What is being asked -
Select each line below that contains the string "legend", and copy those lines.

Rows from a dataset
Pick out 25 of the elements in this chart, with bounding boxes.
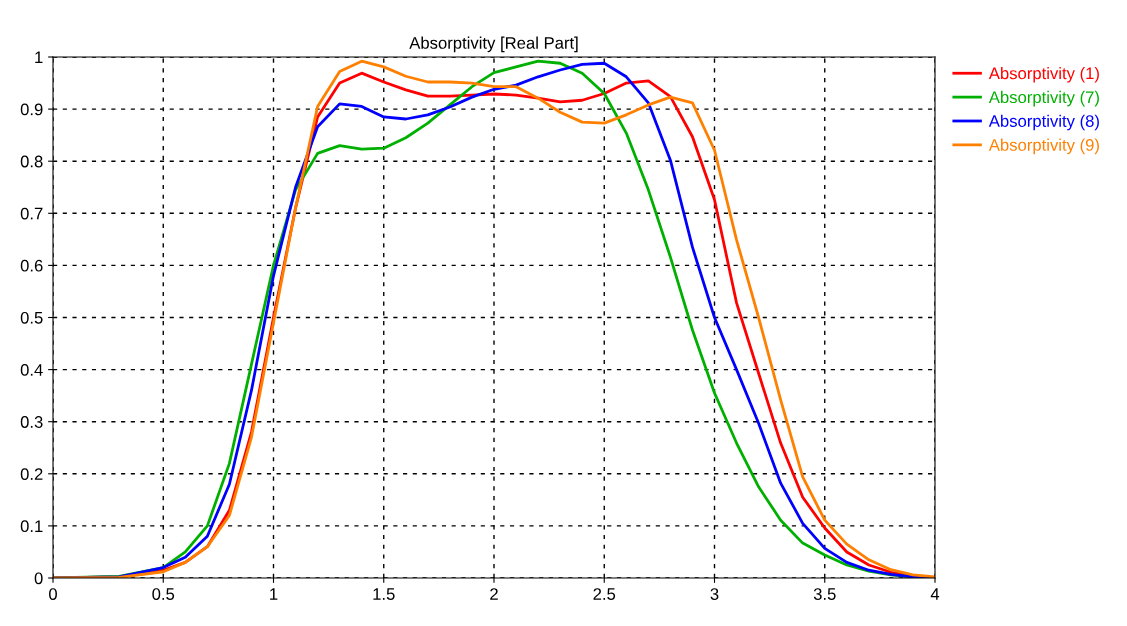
legend-label: Absorptivity (1) [988, 67, 1099, 83]
y-tick-label: 0.5 [20, 311, 43, 324]
x-tick-label: 1 [270, 588, 278, 600]
legend-label: Absorptivity (9) [988, 138, 1099, 155]
x-tick-label: 2 [490, 588, 498, 600]
y-tick-label: 0 [34, 572, 43, 585]
chart-title: Absorptivity [Real Part] [409, 36, 578, 53]
x-tick-label: 4 [930, 588, 940, 600]
y-tick-label: 0.6 [20, 259, 43, 272]
legend-label: Absorptivity (8) [988, 114, 1099, 131]
x-tick-label: 0 [49, 588, 57, 600]
x-tick-label: 3 [710, 588, 719, 600]
x-tick-label: 0.5 [152, 588, 175, 600]
y-tick-label: 0.9 [20, 103, 43, 116]
x-tick-label: 3.5 [813, 588, 836, 600]
x-tick-label: 1.5 [373, 588, 395, 600]
y-tick-label: 0.8 [20, 155, 43, 168]
y-tick-label: 0.7 [20, 207, 43, 220]
y-tick-label: 1 [35, 51, 43, 64]
y-tick-label: 0.3 [20, 416, 43, 428]
x-tick-label: 2.5 [593, 588, 616, 600]
y-tick-label: 0.4 [20, 364, 43, 376]
legend-label: Absorptivity (7) [988, 90, 1099, 107]
y-tick-label: 0.2 [20, 468, 43, 480]
y-tick-label: 0.1 [20, 520, 43, 533]
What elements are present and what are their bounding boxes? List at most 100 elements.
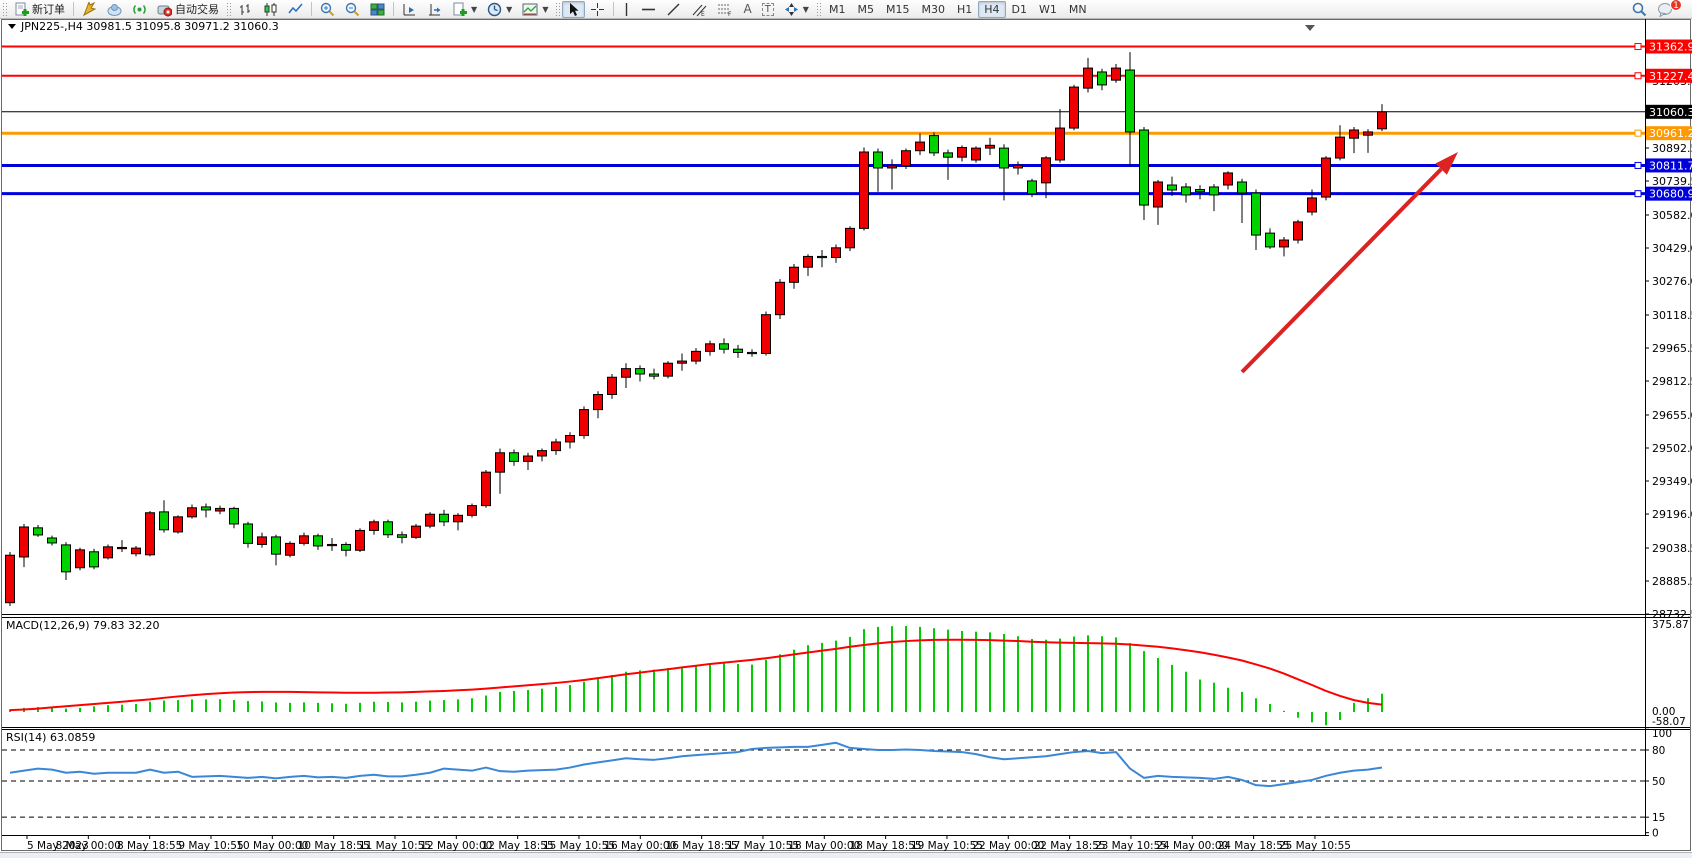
toolbar-grip[interactable] [2,2,7,16]
candlestick [775,279,785,319]
search-button[interactable] [1627,1,1652,18]
text-icon: A [743,2,752,16]
candlestick [901,148,911,170]
tile-windows-button[interactable] [365,1,390,18]
timeframe-m5-button[interactable]: M5 [857,2,874,16]
candlestick [131,545,141,557]
equidistant-channel-tool-button[interactable]: E [686,1,712,18]
community-button[interactable] [102,1,127,18]
rsi-axis-label: 100 [1652,728,1672,740]
candlestick [75,547,85,571]
candlestick [201,503,211,518]
timeframe-h1-button[interactable]: H1 [956,2,973,16]
fibonacci-tool-button[interactable]: F [712,1,738,18]
price-line-label-text: 30680.9 [1649,188,1692,201]
line-anchor-handle[interactable] [1634,43,1642,51]
cursor-tool-button[interactable] [562,0,586,18]
templates-button[interactable]: ▼ [517,1,553,18]
crosshair-icon [590,2,605,17]
candlestick [1377,104,1387,132]
bar-chart-mode-button[interactable] [233,1,258,18]
candlestick [803,254,813,276]
periods-button[interactable]: ▼ [482,1,517,18]
candlestick [1083,57,1093,93]
time-axis-label: 24 May 00:00 [1156,840,1228,852]
candlestick [481,470,491,508]
line-anchor-handle[interactable] [1634,129,1642,137]
toolbar-grip[interactable] [555,2,561,16]
timeframe-d1-button[interactable]: D1 [1011,2,1027,16]
trend-arrow-annotation[interactable] [1240,167,1443,374]
candlestick [509,449,519,466]
notifications-button[interactable]: 1 [1652,0,1682,18]
trendline-tool-button[interactable] [661,1,686,18]
line-anchor-handle[interactable] [1634,190,1642,198]
candlestick [33,525,43,537]
candle-body [733,348,743,353]
candle-body [467,505,477,516]
candlestick [495,448,505,494]
candlestick [1195,185,1205,200]
new-order-button[interactable]: 新订单 [9,1,70,18]
new-chart-button[interactable]: ▼ [447,1,482,18]
candle-body [145,512,155,556]
arrows-tool-button[interactable]: ▼ [779,1,814,18]
candlestick [999,144,1009,201]
toolbar-grip[interactable] [226,2,231,16]
zoom-out-button[interactable] [340,1,365,18]
trend-arrow-head[interactable] [1435,152,1458,175]
rsi-axis-label: 50 [1652,776,1665,788]
price-line-label-text: 31227.4 [1649,70,1692,83]
bar-chart-icon [238,2,253,17]
price-line-label-text: 30811.7 [1649,159,1692,172]
symbol-dropdown-icon[interactable] [8,24,16,29]
timeframe-w1-button[interactable]: W1 [1038,2,1057,16]
auto-trading-button[interactable]: 自动交易 [152,1,224,18]
price-line-label [1646,39,1692,54]
auto-scroll-button[interactable] [397,1,422,18]
candlestick [285,541,295,558]
styler-button[interactable] [77,1,102,18]
arrows-icon [784,2,799,17]
vertical-line-tool-button[interactable] [617,1,636,18]
candle-body [383,521,393,536]
toolbar-grip[interactable] [815,2,821,16]
candlestick [47,535,57,546]
line-chart-mode-button[interactable] [283,1,308,18]
timeframe-m1-button[interactable]: M1 [828,2,846,16]
candle-body [89,551,99,568]
timeframe-m15-button[interactable]: M15 [885,2,910,16]
candle-body [369,521,379,531]
line-anchor-handle[interactable] [1634,161,1642,169]
zoom-in-button[interactable] [315,1,340,18]
timeframe-h4-button[interactable]: H4 [978,0,1006,18]
candle-body [1097,71,1107,86]
candle-body [1377,111,1387,130]
text-label-tool-button[interactable]: T [757,1,779,18]
candle-body [1279,239,1289,248]
text-tool-button[interactable]: A [738,1,756,18]
candle-body [705,343,715,352]
candlestick [1139,126,1149,220]
candlestick-mode-button[interactable] [258,1,283,18]
candlestick [243,521,253,548]
candlestick [215,505,225,515]
chart-shift-marker[interactable] [1305,25,1315,31]
time-axis-label: 25 May 10:55 [1279,840,1351,852]
candle-body [327,543,337,547]
timeframe-mn-button[interactable]: MN [1068,2,1087,16]
auto-trading-label: 自动交易 [175,3,219,16]
candle-body [1111,67,1121,81]
line-anchor-handle[interactable] [1634,72,1642,80]
time-axis-label: 16 May 18:55 [666,840,738,852]
crosshair-tool-button[interactable] [585,1,610,18]
signals-button[interactable] [127,1,152,18]
chart-window[interactable]: 31203.030892.530739.530582.030429.030276… [0,19,1692,852]
chart-shift-button[interactable] [422,1,447,18]
price-chart[interactable]: 31203.030892.530739.530582.030429.030276… [0,19,1692,852]
horizontal-line-tool-button[interactable] [636,1,661,18]
candlestick [1349,126,1359,154]
timeframe-m30-button[interactable]: M30 [921,2,945,16]
candle-body [313,535,323,547]
candle-body [915,141,925,152]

Solution -
legend-label: Absorptivity (1) [988, 67, 1099, 83]
legend-label: Absorptivity (9) [988, 138, 1099, 155]
legend-label: Absorptivity (8) [988, 114, 1099, 131]
legend-label: Absorptivity (7) [988, 90, 1099, 107]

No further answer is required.